### Element position data

***

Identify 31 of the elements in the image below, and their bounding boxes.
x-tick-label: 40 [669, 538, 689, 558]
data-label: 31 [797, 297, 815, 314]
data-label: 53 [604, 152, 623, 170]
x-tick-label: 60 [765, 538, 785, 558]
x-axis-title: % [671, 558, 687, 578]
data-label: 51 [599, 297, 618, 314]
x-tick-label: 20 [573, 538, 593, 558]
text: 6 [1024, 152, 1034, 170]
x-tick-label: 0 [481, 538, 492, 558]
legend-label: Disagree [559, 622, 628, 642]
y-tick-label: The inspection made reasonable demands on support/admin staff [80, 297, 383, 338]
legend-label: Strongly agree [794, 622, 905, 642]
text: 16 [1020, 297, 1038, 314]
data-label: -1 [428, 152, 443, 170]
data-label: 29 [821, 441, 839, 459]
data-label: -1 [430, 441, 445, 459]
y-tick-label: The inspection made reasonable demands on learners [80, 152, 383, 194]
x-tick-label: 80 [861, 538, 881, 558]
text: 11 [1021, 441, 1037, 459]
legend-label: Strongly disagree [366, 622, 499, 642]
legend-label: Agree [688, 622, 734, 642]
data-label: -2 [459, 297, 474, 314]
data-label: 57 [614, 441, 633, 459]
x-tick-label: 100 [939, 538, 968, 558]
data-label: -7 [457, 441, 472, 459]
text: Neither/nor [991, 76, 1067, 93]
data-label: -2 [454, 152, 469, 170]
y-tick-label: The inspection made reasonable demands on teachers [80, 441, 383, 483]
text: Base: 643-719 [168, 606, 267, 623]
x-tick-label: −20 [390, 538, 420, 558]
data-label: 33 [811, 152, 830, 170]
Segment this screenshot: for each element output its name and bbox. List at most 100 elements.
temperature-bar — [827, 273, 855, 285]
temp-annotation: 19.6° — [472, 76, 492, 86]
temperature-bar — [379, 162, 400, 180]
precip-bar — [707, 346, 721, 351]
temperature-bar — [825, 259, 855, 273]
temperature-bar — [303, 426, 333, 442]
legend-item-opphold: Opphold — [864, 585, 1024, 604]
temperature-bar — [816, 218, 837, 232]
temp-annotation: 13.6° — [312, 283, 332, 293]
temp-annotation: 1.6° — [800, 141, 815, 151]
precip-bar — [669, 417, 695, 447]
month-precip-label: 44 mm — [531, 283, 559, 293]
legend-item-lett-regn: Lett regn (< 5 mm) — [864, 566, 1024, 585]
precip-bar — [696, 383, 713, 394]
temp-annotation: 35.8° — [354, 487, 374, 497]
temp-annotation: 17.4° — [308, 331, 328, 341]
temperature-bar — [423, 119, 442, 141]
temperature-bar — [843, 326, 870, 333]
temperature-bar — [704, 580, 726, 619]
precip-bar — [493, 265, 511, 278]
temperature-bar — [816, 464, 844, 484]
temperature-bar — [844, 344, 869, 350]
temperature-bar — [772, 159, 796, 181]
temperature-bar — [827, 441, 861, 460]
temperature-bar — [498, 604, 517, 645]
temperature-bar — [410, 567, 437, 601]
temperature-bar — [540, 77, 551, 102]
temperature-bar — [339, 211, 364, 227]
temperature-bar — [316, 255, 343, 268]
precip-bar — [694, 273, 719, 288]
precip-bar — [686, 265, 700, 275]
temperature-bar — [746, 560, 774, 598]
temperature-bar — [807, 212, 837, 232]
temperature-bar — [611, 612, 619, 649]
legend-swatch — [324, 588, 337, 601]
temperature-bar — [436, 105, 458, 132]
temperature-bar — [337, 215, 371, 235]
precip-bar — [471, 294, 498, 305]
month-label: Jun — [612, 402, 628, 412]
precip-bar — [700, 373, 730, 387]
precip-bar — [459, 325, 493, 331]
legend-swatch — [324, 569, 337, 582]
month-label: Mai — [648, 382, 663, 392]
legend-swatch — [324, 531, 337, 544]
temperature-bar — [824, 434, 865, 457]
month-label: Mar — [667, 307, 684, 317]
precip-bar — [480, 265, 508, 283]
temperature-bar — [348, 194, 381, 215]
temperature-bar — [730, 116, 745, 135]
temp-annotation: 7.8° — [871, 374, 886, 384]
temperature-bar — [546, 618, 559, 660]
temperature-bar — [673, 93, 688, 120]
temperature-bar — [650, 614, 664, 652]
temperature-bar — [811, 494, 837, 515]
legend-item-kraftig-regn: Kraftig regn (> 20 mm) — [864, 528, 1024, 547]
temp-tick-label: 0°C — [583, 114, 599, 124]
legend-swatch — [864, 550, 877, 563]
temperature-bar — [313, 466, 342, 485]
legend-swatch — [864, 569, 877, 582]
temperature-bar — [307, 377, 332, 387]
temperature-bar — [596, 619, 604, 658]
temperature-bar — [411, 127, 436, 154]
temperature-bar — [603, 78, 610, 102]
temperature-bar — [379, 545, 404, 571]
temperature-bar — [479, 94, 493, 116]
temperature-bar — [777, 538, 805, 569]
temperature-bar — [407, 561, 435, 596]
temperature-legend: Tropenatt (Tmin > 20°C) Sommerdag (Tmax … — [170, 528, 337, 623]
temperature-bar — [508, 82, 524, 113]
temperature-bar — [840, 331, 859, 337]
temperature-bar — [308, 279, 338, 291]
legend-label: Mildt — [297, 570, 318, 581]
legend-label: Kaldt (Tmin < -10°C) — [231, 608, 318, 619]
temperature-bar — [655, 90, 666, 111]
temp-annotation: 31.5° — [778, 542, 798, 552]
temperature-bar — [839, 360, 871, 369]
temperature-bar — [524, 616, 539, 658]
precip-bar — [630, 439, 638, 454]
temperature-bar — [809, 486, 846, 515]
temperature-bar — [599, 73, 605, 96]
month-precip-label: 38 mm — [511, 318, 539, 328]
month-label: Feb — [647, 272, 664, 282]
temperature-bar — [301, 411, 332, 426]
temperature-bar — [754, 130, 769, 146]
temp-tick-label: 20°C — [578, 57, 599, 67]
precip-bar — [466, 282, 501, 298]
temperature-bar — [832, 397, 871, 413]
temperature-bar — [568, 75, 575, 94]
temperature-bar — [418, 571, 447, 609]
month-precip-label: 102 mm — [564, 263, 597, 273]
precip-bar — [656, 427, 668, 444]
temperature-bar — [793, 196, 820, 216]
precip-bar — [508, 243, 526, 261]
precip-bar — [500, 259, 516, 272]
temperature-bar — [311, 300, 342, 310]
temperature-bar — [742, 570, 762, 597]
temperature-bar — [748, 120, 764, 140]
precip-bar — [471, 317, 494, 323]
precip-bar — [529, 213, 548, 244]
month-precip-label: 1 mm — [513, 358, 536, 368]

***

### Prompt
Reproduce every line of the records above verbatim, with nothing altered, omitted, or added.

### Task output
Identify 31 of the elements in the image below, and their bounding boxes.
x-tick-label: 40 [669, 538, 689, 558]
data-label: 31 [797, 297, 815, 314]
data-label: 53 [604, 152, 623, 170]
x-tick-label: 60 [765, 538, 785, 558]
x-axis-title: % [671, 558, 687, 578]
data-label: 51 [599, 297, 618, 314]
x-tick-label: 20 [573, 538, 593, 558]
text: 6 [1024, 152, 1034, 170]
x-tick-label: 0 [481, 538, 492, 558]
legend-label: Disagree [559, 622, 628, 642]
y-tick-label: The inspection made reasonable demands on support/admin staff [80, 297, 383, 338]
legend-label: Strongly agree [794, 622, 905, 642]
text: 16 [1020, 297, 1038, 314]
data-label: -1 [428, 152, 443, 170]
data-label: 29 [821, 441, 839, 459]
data-label: -1 [430, 441, 445, 459]
y-tick-label: The inspection made reasonable demands on learners [80, 152, 383, 194]
x-tick-label: 80 [861, 538, 881, 558]
text: 11 [1021, 441, 1037, 459]
legend-label: Strongly disagree [366, 622, 499, 642]
legend-label: Agree [688, 622, 734, 642]
data-label: -2 [459, 297, 474, 314]
data-label: 57 [614, 441, 633, 459]
x-tick-label: 100 [939, 538, 968, 558]
data-label: -7 [457, 441, 472, 459]
text: Neither/nor [991, 76, 1067, 93]
data-label: -2 [454, 152, 469, 170]
y-tick-label: The inspection made reasonable demands on teachers [80, 441, 383, 483]
text: Base: 643-719 [168, 606, 267, 623]
x-tick-label: −20 [390, 538, 420, 558]
data-label: 33 [811, 152, 830, 170]
Segment this screenshot: for each element output its name and bbox. List at most 100 elements.
temperature-bar — [827, 273, 855, 285]
temp-annotation: 19.6° — [472, 76, 492, 86]
temperature-bar — [379, 162, 400, 180]
precip-bar — [707, 346, 721, 351]
temperature-bar — [825, 259, 855, 273]
temperature-bar — [303, 426, 333, 442]
legend-item-opphold: Opphold — [864, 585, 1024, 604]
temperature-bar — [816, 218, 837, 232]
temp-annotation: 13.6° — [312, 283, 332, 293]
temp-annotation: 1.6° — [800, 141, 815, 151]
precip-bar — [669, 417, 695, 447]
month-precip-label: 44 mm — [531, 283, 559, 293]
legend-item-lett-regn: Lett regn (< 5 mm) — [864, 566, 1024, 585]
precip-bar — [696, 383, 713, 394]
temp-annotation: 35.8° — [354, 487, 374, 497]
temp-annotation: 17.4° — [308, 331, 328, 341]
temperature-bar — [423, 119, 442, 141]
temperature-bar — [843, 326, 870, 333]
temperature-bar — [704, 580, 726, 619]
precip-bar — [493, 265, 511, 278]
temperature-bar — [816, 464, 844, 484]
temperature-bar — [844, 344, 869, 350]
temperature-bar — [772, 159, 796, 181]
temperature-bar — [827, 441, 861, 460]
temperature-bar — [498, 604, 517, 645]
temperature-bar — [410, 567, 437, 601]
temperature-bar — [540, 77, 551, 102]
temperature-bar — [339, 211, 364, 227]
temperature-bar — [316, 255, 343, 268]
precip-bar — [694, 273, 719, 288]
precip-bar — [686, 265, 700, 275]
temperature-bar — [746, 560, 774, 598]
temperature-bar — [807, 212, 837, 232]
temperature-bar — [611, 612, 619, 649]
legend-swatch — [324, 588, 337, 601]
temperature-bar — [436, 105, 458, 132]
temperature-bar — [337, 215, 371, 235]
precip-bar — [471, 294, 498, 305]
month-label: Jun — [612, 402, 628, 412]
precip-bar — [700, 373, 730, 387]
precip-bar — [459, 325, 493, 331]
legend-swatch — [324, 569, 337, 582]
month-label: Mai — [648, 382, 663, 392]
legend-swatch — [324, 531, 337, 544]
temperature-bar — [824, 434, 865, 457]
month-label: Mar — [667, 307, 684, 317]
precip-bar — [480, 265, 508, 283]
temperature-bar — [348, 194, 381, 215]
temperature-bar — [730, 116, 745, 135]
temp-annotation: 7.8° — [871, 374, 886, 384]
temperature-bar — [546, 618, 559, 660]
temperature-bar — [673, 93, 688, 120]
temperature-bar — [650, 614, 664, 652]
temperature-bar — [811, 494, 837, 515]
legend-item-kraftig-regn: Kraftig regn (> 20 mm) — [864, 528, 1024, 547]
temp-tick-label: 0°C — [583, 114, 599, 124]
legend-swatch — [864, 550, 877, 563]
temperature-bar — [313, 466, 342, 485]
legend-swatch — [864, 569, 877, 582]
temperature-bar — [307, 377, 332, 387]
temperature-bar — [596, 619, 604, 658]
temperature-bar — [411, 127, 436, 154]
temperature-bar — [603, 78, 610, 102]
temperature-bar — [379, 545, 404, 571]
temperature-bar — [479, 94, 493, 116]
temperature-bar — [777, 538, 805, 569]
temperature-bar — [407, 561, 435, 596]
temperature-legend: Tropenatt (Tmin > 20°C) Sommerdag (Tmax … — [170, 528, 337, 623]
temperature-bar — [508, 82, 524, 113]
temperature-bar — [840, 331, 859, 337]
temperature-bar — [308, 279, 338, 291]
legend-label: Mildt — [297, 570, 318, 581]
legend-label: Kaldt (Tmin < -10°C) — [231, 608, 318, 619]
temperature-bar — [655, 90, 666, 111]
temp-annotation: 31.5° — [778, 542, 798, 552]
temperature-bar — [839, 360, 871, 369]
temperature-bar — [524, 616, 539, 658]
precip-bar — [630, 439, 638, 454]
temperature-bar — [809, 486, 846, 515]
temperature-bar — [599, 73, 605, 96]
month-precip-label: 38 mm — [511, 318, 539, 328]
month-label: Feb — [647, 272, 664, 282]
temperature-bar — [301, 411, 332, 426]
temperature-bar — [754, 130, 769, 146]
temp-tick-label: 20°C — [578, 57, 599, 67]
precip-bar — [466, 282, 501, 298]
temperature-bar — [832, 397, 871, 413]
temperature-bar — [568, 75, 575, 94]
temperature-bar — [418, 571, 447, 609]
month-precip-label: 102 mm — [564, 263, 597, 273]
precip-bar — [656, 427, 668, 444]
temperature-bar — [793, 196, 820, 216]
precip-bar — [508, 243, 526, 261]
precip-bar — [500, 259, 516, 272]
temperature-bar — [311, 300, 342, 310]
temperature-bar — [742, 570, 762, 597]
temperature-bar — [748, 120, 764, 140]
precip-bar — [471, 317, 494, 323]
precip-bar — [529, 213, 548, 244]
month-precip-label: 1 mm — [513, 358, 536, 368]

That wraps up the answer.